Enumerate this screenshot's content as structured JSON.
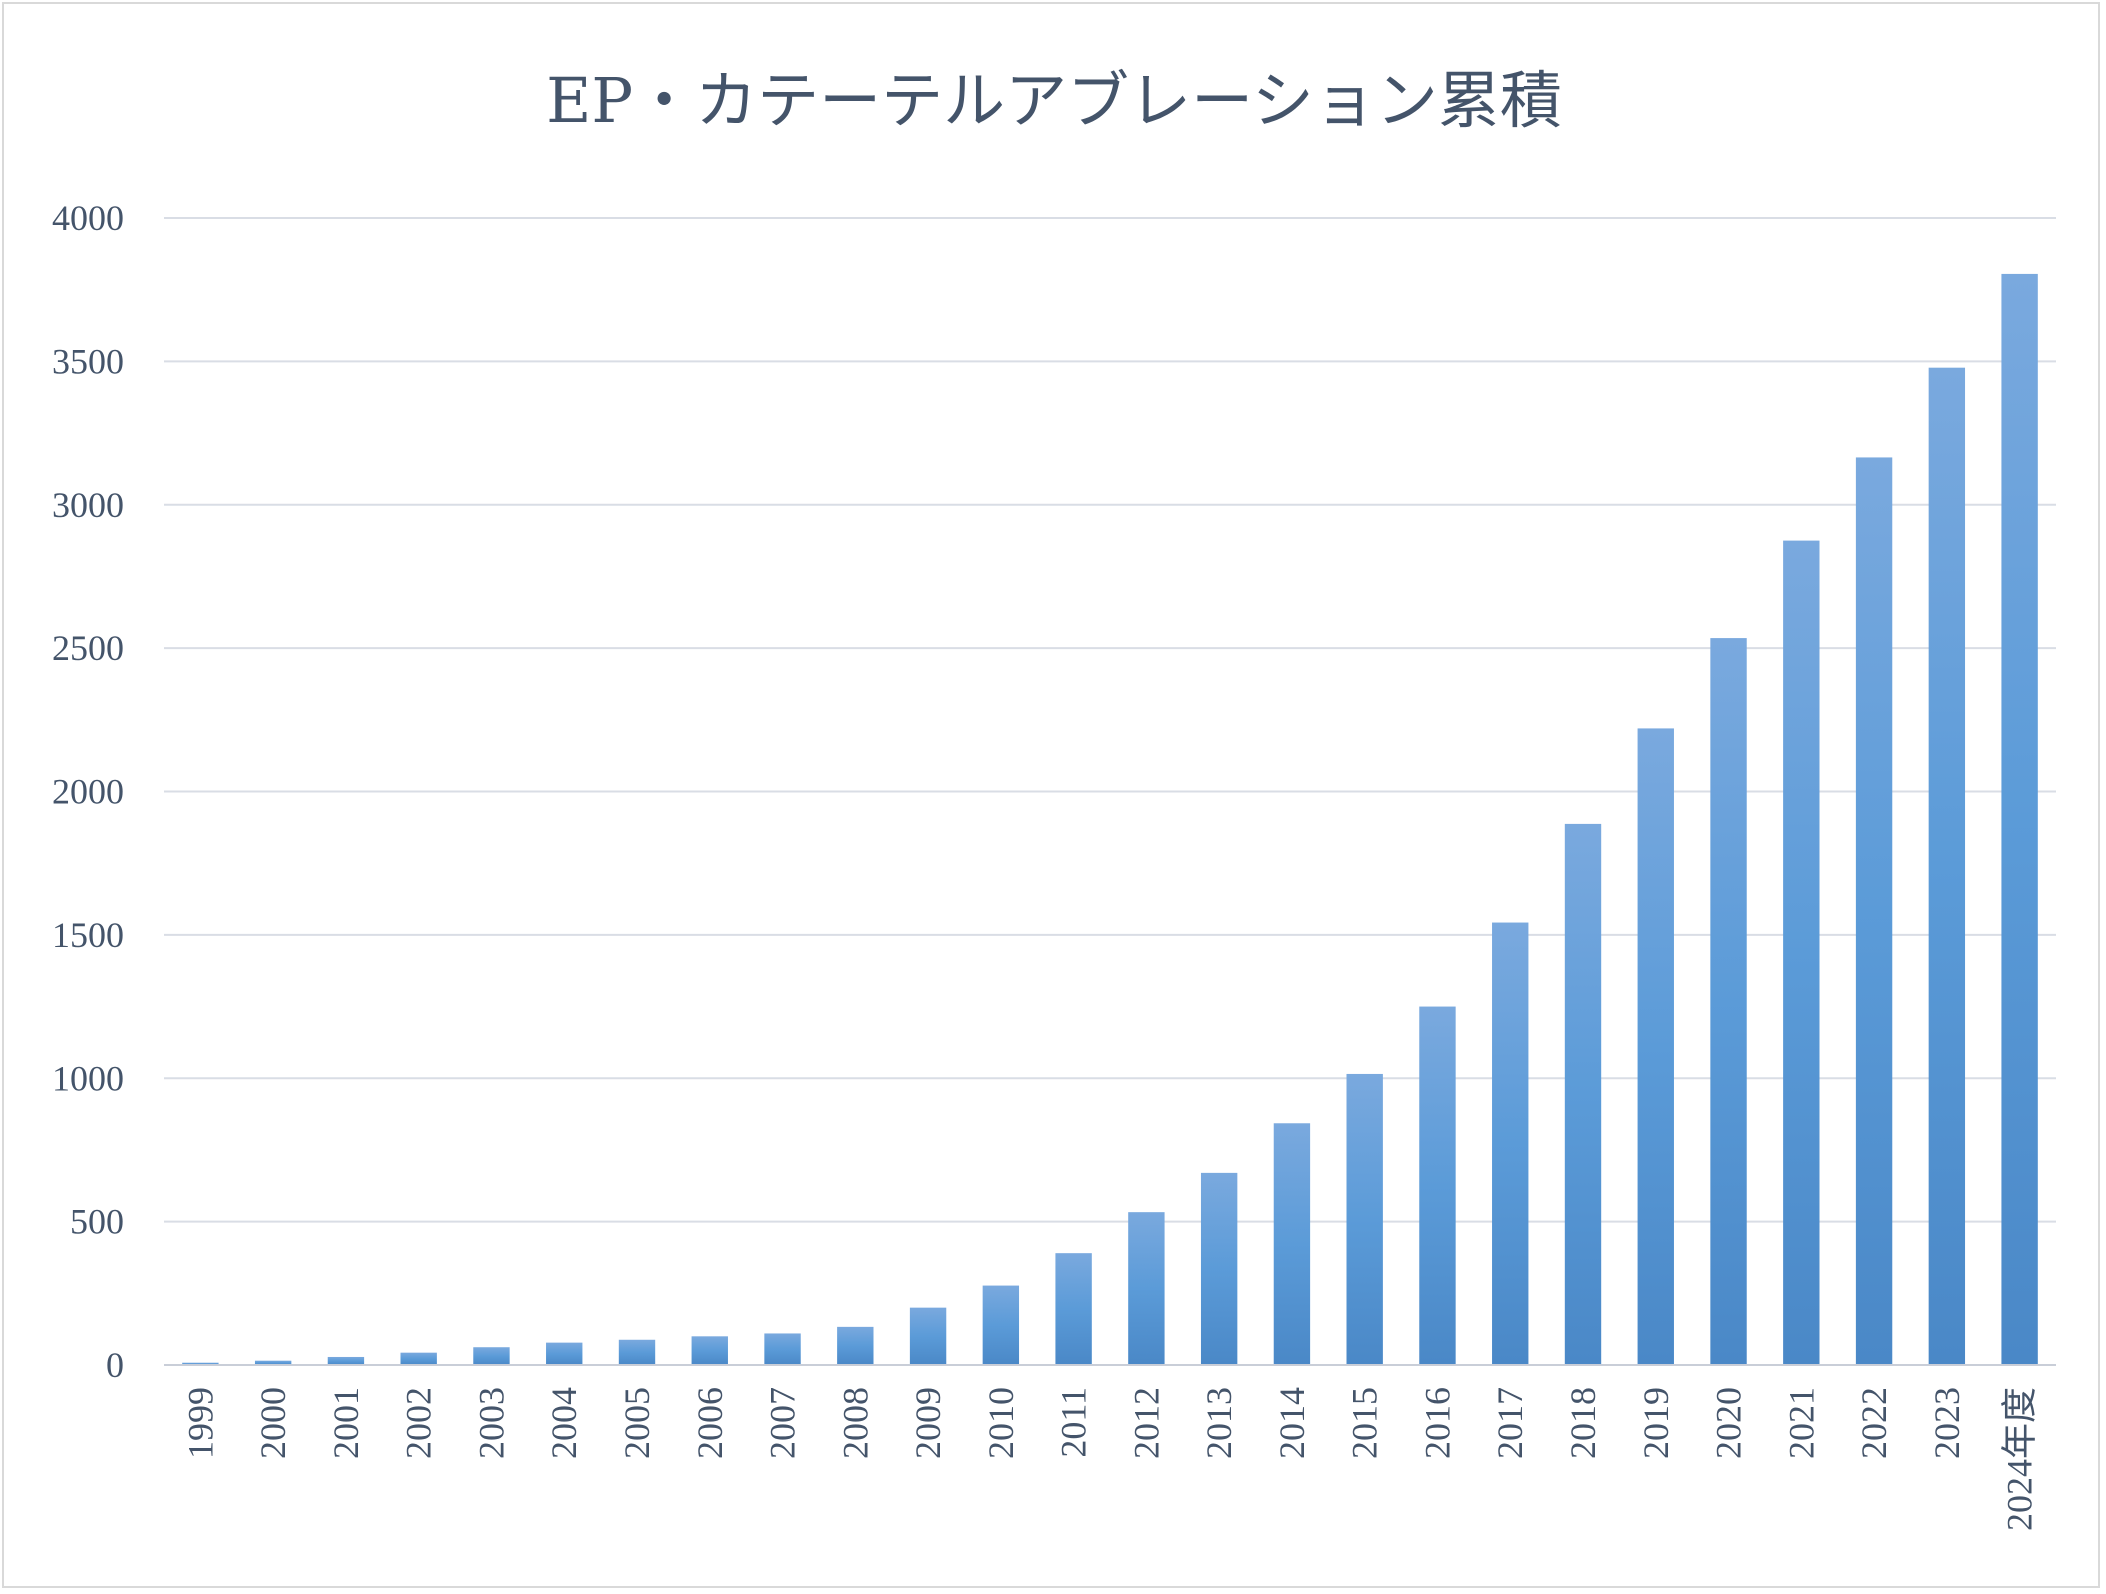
{
  "chart_data": {
    "type": "bar",
    "title": "EP・カテーテルアブレーション累積",
    "xlabel": "",
    "ylabel": "",
    "categories": [
      "1999",
      "2000",
      "2001",
      "2002",
      "2003",
      "2004",
      "2005",
      "2006",
      "2007",
      "2008",
      "2009",
      "2010",
      "2011",
      "2012",
      "2013",
      "2014",
      "2015",
      "2016",
      "2017",
      "2018",
      "2019",
      "2020",
      "2021",
      "2022",
      "2023",
      "2024年度"
    ],
    "values": [
      8,
      15,
      28,
      43,
      62,
      78,
      88,
      100,
      110,
      133,
      200,
      277,
      390,
      533,
      670,
      843,
      1015,
      1250,
      1543,
      1887,
      2220,
      2535,
      2875,
      3165,
      3478,
      3805
    ],
    "ylim": [
      0,
      4000
    ],
    "yticks": [
      0,
      500,
      1000,
      1500,
      2000,
      2500,
      3000,
      3500,
      4000
    ],
    "grid": true,
    "legend": "none",
    "colors": {
      "bar_top": "#7aa9de",
      "bar_mid": "#5b9bd8",
      "bar_bottom": "#4a88c7",
      "grid": "#d9dde5",
      "axis": "#c9ced8",
      "text": "#44546a",
      "border": "#d9d9d9"
    }
  }
}
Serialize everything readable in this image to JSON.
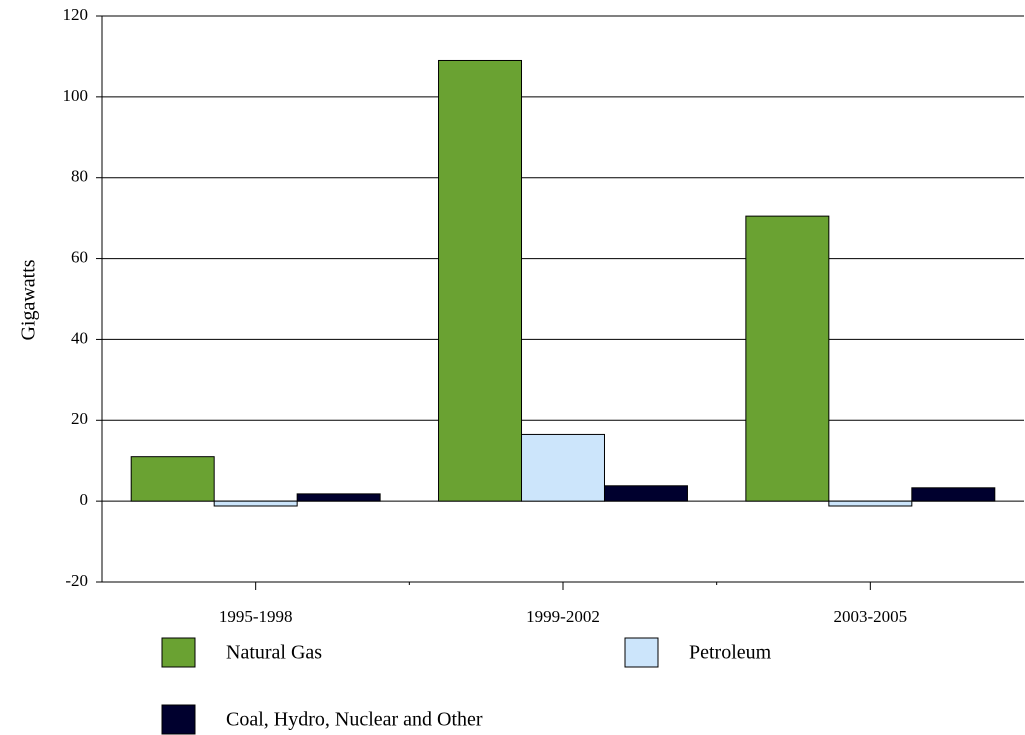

________________

--- WHAT TO WORK ON ---
The pictures should not appear in the copy; every other part of the records above must be returned exactly.

--- SOLUTION FOR THIS PROBLEM ---
Enumerate this screenshot's content as structured JSON.
{
  "chart_data": {
    "type": "bar",
    "title": "EP・カテーテルアブレーション累積",
    "xlabel": "",
    "ylabel": "",
    "categories": [
      "1999",
      "2000",
      "2001",
      "2002",
      "2003",
      "2004",
      "2005",
      "2006",
      "2007",
      "2008",
      "2009",
      "2010",
      "2011",
      "2012",
      "2013",
      "2014",
      "2015",
      "2016",
      "2017",
      "2018",
      "2019",
      "2020",
      "2021",
      "2022",
      "2023",
      "2024年度"
    ],
    "values": [
      8,
      15,
      28,
      43,
      62,
      78,
      88,
      100,
      110,
      133,
      200,
      277,
      390,
      533,
      670,
      843,
      1015,
      1250,
      1543,
      1887,
      2220,
      2535,
      2875,
      3165,
      3478,
      3805
    ],
    "ylim": [
      0,
      4000
    ],
    "yticks": [
      0,
      500,
      1000,
      1500,
      2000,
      2500,
      3000,
      3500,
      4000
    ],
    "grid": true,
    "legend": "none",
    "colors": {
      "bar_top": "#7aa9de",
      "bar_mid": "#5b9bd8",
      "bar_bottom": "#4a88c7",
      "grid": "#d9dde5",
      "axis": "#c9ced8",
      "text": "#44546a",
      "border": "#d9d9d9"
    }
  }
}
Serialize everything readable in this image to JSON.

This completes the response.